● Request:
Copy all lines in which the word "ARAD" can be found.

● Rows:

⁂

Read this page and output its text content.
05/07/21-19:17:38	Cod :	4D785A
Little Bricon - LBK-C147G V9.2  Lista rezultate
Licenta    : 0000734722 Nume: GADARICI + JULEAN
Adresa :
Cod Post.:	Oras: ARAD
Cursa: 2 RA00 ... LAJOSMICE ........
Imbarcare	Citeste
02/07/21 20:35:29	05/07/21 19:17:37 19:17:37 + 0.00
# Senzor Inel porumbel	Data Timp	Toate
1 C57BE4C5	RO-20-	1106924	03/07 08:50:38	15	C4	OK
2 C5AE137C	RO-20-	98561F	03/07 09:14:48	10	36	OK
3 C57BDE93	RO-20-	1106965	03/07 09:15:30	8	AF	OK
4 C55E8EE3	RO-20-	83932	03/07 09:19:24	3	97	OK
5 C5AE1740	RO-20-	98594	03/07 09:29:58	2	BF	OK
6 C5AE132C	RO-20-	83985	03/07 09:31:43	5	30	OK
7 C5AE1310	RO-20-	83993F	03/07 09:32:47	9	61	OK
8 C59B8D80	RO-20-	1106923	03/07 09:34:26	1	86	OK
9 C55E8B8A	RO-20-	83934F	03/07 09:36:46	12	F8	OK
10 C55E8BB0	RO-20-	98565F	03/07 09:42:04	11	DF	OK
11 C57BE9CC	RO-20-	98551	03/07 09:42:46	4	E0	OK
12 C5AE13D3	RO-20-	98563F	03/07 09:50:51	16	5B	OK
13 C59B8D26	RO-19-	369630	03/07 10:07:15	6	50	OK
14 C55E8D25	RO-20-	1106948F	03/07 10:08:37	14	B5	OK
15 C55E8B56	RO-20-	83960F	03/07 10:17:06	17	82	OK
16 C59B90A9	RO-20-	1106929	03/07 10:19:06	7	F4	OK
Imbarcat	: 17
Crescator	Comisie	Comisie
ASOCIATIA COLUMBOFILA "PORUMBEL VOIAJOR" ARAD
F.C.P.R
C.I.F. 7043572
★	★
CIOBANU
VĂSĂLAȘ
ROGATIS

⁂

● Written answer:
Cod Post.:	Oras: ARAD
ASOCIATIA COLUMBOFILA "PORUMBEL VOIAJOR" ARAD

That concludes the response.